Set exercise: Report the number of lines where the string "Movimentação" occurs, and write nothing else.

Records from a data collection:
--- START ---
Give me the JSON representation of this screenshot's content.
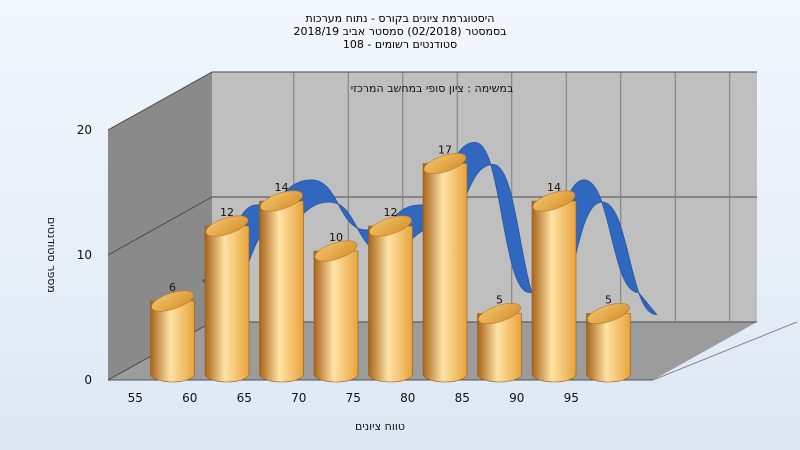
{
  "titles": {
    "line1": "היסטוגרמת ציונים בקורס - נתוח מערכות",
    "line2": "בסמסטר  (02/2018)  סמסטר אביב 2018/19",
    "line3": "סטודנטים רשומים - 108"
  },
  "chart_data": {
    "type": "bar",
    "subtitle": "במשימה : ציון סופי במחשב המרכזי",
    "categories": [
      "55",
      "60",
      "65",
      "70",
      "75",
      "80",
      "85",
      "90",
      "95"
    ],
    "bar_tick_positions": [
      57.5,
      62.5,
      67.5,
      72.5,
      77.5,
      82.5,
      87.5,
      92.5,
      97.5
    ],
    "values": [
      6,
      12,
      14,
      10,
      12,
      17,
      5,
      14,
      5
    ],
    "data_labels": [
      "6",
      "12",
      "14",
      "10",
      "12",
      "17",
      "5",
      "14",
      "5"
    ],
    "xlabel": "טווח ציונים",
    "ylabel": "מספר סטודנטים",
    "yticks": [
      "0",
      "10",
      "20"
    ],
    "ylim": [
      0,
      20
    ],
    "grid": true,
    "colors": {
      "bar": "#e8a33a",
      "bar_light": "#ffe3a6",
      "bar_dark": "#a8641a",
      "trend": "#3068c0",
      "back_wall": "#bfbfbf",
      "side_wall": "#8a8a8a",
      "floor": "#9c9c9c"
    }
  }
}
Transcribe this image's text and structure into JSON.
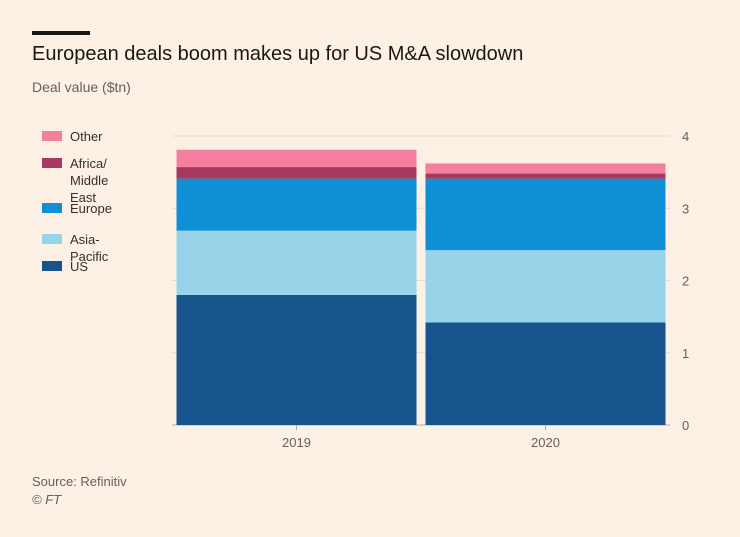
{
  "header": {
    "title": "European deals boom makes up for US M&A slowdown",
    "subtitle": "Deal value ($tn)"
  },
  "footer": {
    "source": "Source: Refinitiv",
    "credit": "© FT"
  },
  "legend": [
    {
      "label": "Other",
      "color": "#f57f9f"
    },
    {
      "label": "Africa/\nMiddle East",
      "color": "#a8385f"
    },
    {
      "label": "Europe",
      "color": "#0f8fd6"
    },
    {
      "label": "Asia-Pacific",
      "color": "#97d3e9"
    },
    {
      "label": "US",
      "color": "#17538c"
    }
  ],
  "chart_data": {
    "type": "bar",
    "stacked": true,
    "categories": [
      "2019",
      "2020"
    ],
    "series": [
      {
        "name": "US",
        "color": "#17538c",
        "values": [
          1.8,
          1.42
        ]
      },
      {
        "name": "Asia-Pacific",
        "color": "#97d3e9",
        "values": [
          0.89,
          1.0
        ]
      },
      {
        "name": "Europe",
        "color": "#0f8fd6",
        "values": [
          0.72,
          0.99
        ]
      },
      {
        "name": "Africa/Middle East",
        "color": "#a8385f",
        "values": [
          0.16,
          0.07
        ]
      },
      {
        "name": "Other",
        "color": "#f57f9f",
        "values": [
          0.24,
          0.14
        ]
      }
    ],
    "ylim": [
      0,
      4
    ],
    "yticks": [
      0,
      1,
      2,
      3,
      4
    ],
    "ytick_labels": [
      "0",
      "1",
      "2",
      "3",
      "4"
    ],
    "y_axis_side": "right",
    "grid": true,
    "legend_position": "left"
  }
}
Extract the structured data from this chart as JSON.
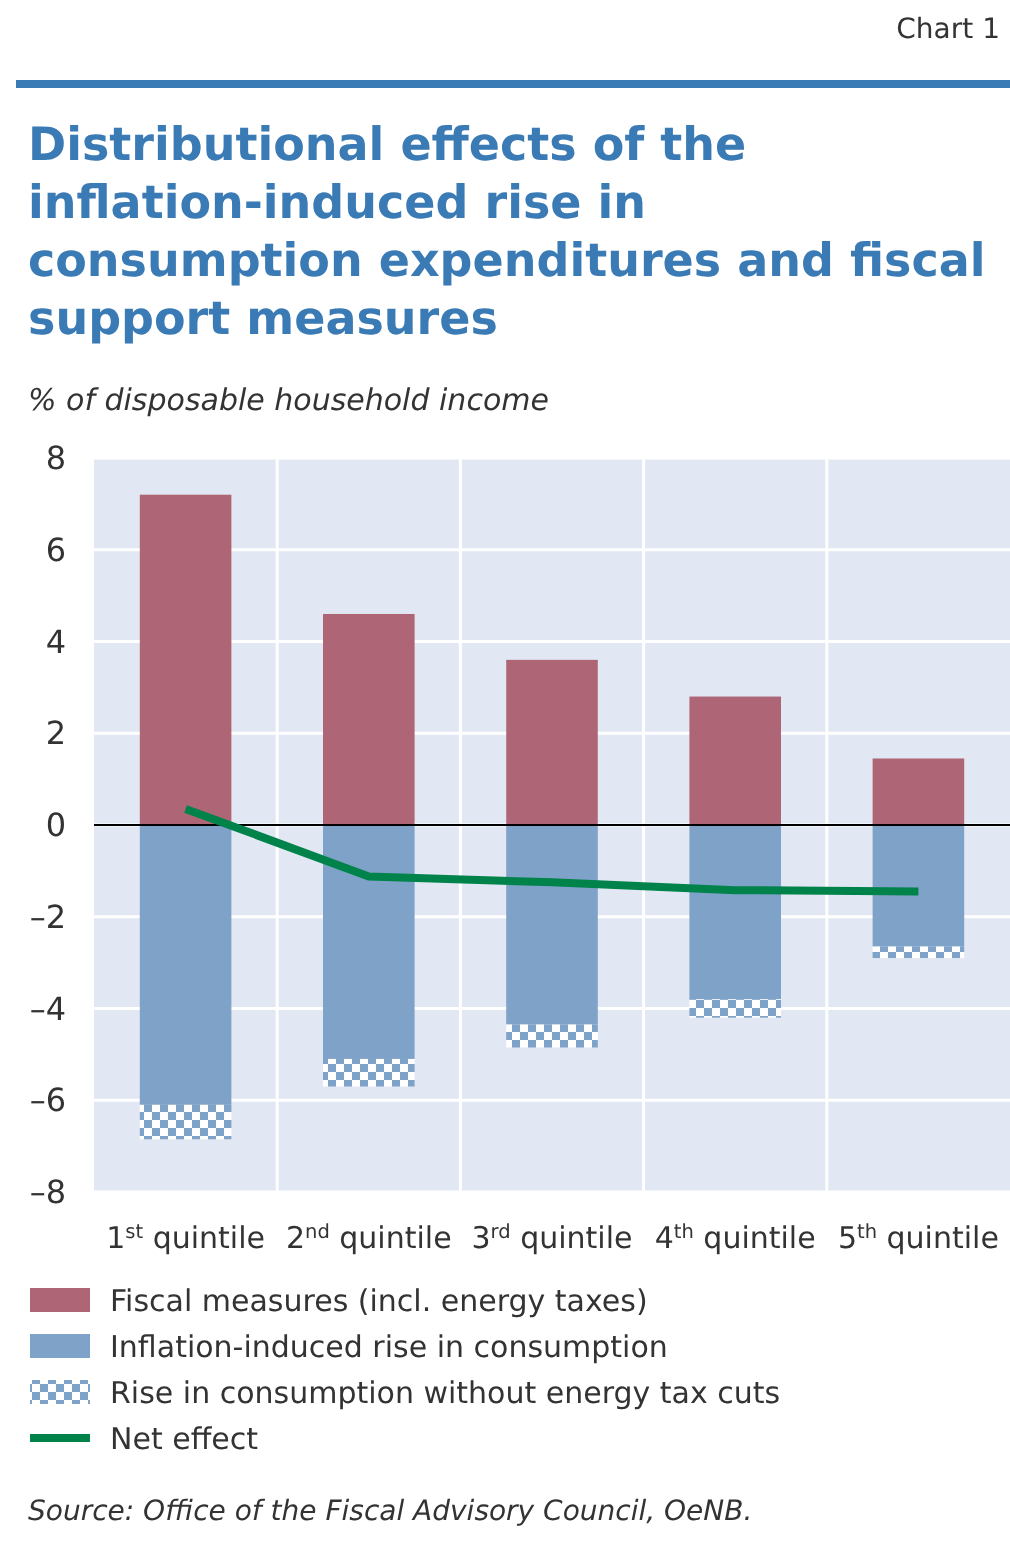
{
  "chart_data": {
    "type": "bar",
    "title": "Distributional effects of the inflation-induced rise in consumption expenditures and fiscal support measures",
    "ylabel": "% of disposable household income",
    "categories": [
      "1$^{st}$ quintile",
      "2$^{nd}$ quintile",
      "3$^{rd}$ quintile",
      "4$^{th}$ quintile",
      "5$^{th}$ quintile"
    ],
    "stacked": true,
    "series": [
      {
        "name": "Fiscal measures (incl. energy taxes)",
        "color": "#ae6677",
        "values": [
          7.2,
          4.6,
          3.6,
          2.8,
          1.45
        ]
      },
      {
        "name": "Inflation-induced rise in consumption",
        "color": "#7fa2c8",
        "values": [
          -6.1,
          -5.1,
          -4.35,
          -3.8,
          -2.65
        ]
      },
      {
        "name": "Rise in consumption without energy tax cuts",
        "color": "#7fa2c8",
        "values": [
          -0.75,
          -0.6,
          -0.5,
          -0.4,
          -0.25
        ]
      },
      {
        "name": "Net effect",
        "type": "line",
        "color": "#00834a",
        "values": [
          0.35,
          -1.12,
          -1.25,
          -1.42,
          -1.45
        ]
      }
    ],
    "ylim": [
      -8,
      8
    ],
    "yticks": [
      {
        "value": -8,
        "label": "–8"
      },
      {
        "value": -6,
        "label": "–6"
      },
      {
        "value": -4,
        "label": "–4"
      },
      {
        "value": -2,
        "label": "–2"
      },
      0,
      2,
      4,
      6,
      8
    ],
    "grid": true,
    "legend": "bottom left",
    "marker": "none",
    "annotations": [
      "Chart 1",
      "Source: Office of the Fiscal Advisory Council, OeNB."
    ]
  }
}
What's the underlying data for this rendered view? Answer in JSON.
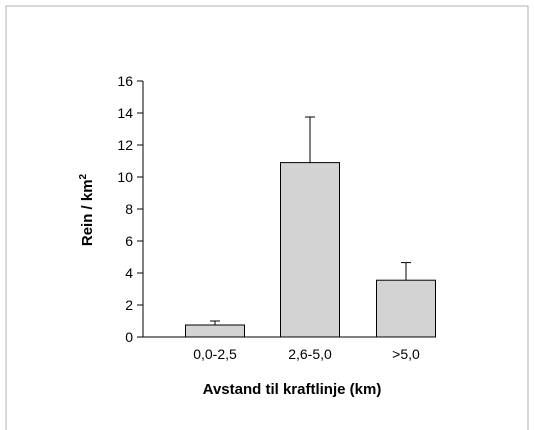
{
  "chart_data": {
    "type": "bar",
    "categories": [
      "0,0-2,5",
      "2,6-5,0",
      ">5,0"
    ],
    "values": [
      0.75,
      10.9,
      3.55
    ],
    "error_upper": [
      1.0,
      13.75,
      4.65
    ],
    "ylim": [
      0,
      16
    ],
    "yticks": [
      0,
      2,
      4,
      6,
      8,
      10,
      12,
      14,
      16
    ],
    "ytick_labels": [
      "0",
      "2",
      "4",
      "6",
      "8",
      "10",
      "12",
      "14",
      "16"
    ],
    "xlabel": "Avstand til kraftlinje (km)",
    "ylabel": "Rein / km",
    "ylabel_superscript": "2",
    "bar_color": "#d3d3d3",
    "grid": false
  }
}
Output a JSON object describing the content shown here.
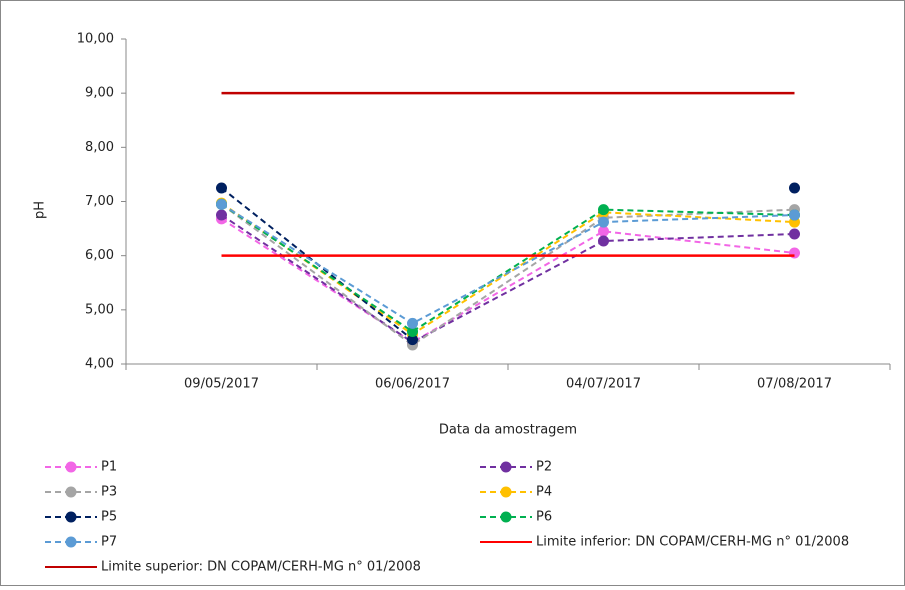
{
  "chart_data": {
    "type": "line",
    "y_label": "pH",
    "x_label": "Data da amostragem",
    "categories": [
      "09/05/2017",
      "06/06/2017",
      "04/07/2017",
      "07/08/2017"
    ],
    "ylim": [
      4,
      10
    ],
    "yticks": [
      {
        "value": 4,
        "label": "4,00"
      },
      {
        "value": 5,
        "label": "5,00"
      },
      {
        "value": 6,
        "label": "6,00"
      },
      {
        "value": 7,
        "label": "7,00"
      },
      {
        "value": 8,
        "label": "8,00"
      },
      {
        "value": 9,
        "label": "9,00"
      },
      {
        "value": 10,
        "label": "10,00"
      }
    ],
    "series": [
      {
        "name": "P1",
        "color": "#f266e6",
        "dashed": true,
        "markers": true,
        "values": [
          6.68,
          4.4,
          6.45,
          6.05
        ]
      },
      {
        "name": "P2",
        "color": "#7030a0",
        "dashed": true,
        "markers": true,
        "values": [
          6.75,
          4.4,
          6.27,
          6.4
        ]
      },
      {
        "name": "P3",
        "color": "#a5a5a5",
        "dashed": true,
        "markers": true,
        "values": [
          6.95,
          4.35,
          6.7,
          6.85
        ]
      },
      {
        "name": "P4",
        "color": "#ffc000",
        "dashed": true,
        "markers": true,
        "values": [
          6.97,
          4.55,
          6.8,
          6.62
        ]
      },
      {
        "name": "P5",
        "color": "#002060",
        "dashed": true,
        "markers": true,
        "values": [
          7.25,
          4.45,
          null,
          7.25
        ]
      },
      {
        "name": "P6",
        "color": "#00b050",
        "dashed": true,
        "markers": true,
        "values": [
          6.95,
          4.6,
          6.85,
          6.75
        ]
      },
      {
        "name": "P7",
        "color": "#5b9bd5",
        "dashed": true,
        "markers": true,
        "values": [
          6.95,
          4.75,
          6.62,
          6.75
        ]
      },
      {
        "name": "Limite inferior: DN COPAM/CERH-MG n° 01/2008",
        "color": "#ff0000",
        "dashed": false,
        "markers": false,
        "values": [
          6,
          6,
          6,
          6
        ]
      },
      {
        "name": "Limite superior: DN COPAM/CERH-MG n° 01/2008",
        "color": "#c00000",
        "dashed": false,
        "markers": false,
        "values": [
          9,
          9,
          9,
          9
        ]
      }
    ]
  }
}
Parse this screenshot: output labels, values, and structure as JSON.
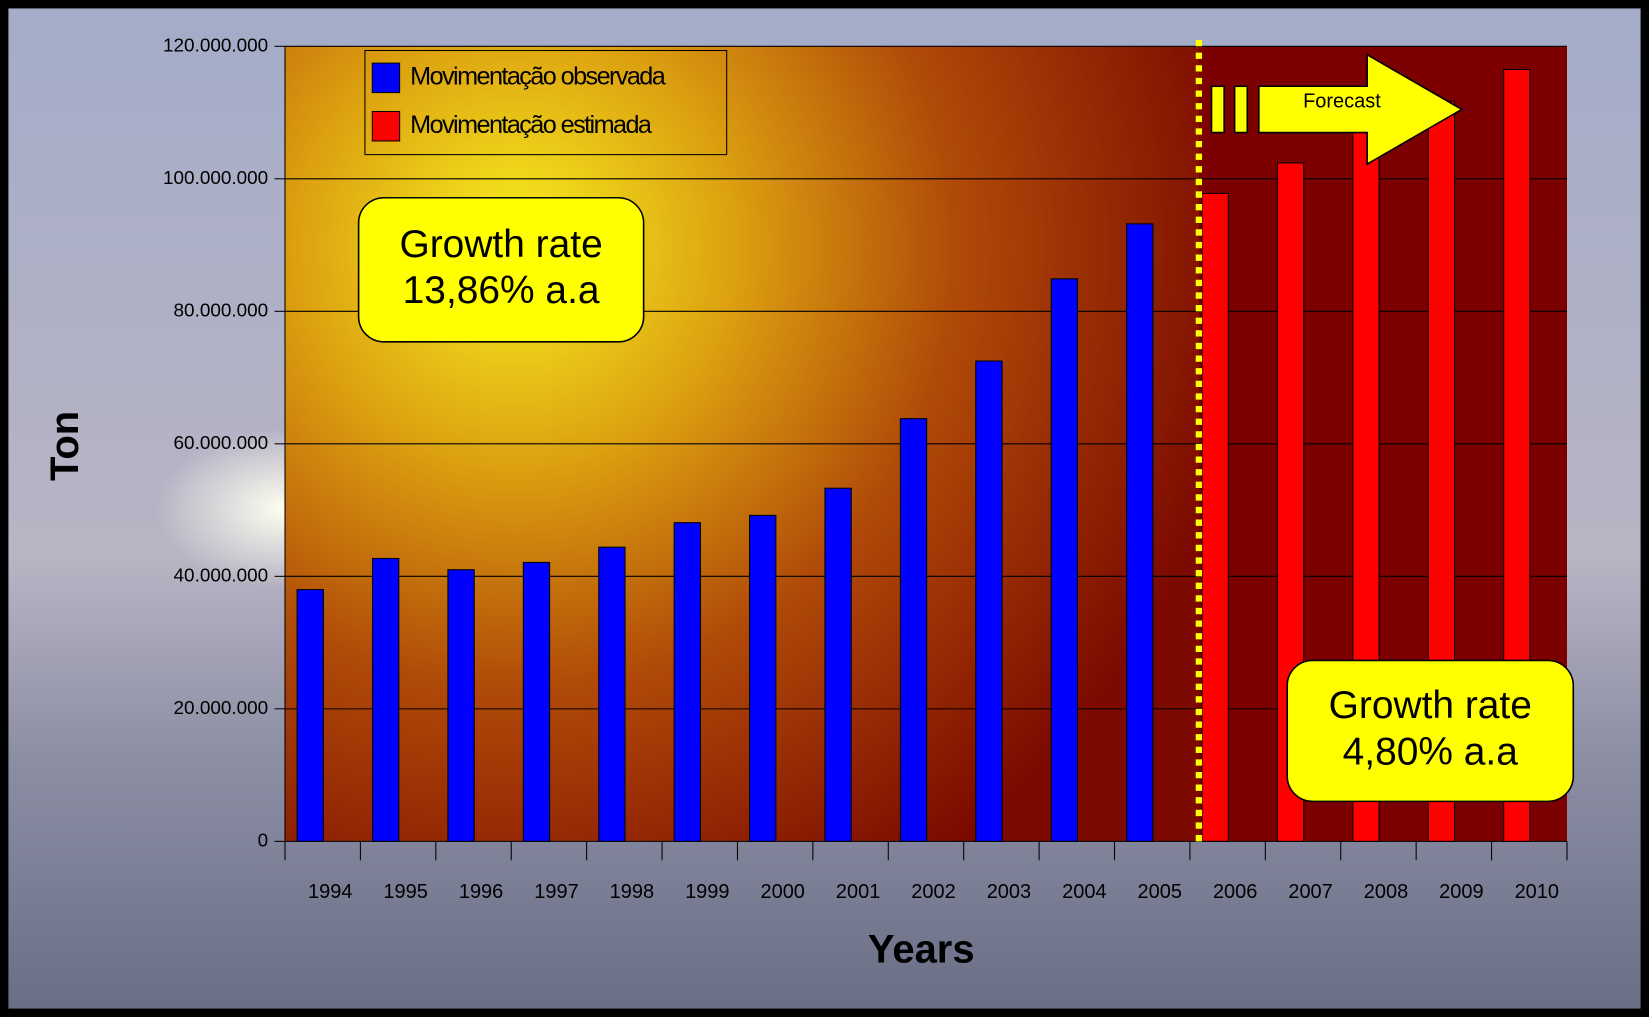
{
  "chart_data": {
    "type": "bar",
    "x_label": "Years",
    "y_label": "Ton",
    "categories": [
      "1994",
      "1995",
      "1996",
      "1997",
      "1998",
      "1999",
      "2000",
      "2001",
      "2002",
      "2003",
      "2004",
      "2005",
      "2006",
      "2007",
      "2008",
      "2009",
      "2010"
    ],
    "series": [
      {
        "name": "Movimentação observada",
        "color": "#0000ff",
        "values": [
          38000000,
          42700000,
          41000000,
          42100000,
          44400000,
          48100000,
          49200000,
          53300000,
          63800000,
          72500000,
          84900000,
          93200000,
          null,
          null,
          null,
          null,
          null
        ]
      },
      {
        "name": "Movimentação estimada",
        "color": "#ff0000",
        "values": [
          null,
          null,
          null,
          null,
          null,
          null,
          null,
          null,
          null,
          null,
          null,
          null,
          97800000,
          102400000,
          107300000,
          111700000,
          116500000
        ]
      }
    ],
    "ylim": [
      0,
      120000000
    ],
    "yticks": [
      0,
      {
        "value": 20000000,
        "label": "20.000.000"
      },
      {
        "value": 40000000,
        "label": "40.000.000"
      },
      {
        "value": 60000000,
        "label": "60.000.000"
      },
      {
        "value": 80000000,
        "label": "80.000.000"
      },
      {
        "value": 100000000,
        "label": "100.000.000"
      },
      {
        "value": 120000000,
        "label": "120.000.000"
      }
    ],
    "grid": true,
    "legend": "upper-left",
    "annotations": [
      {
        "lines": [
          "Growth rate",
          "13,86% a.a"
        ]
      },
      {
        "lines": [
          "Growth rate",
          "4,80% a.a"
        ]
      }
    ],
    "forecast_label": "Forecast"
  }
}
--- END ---
Output: 2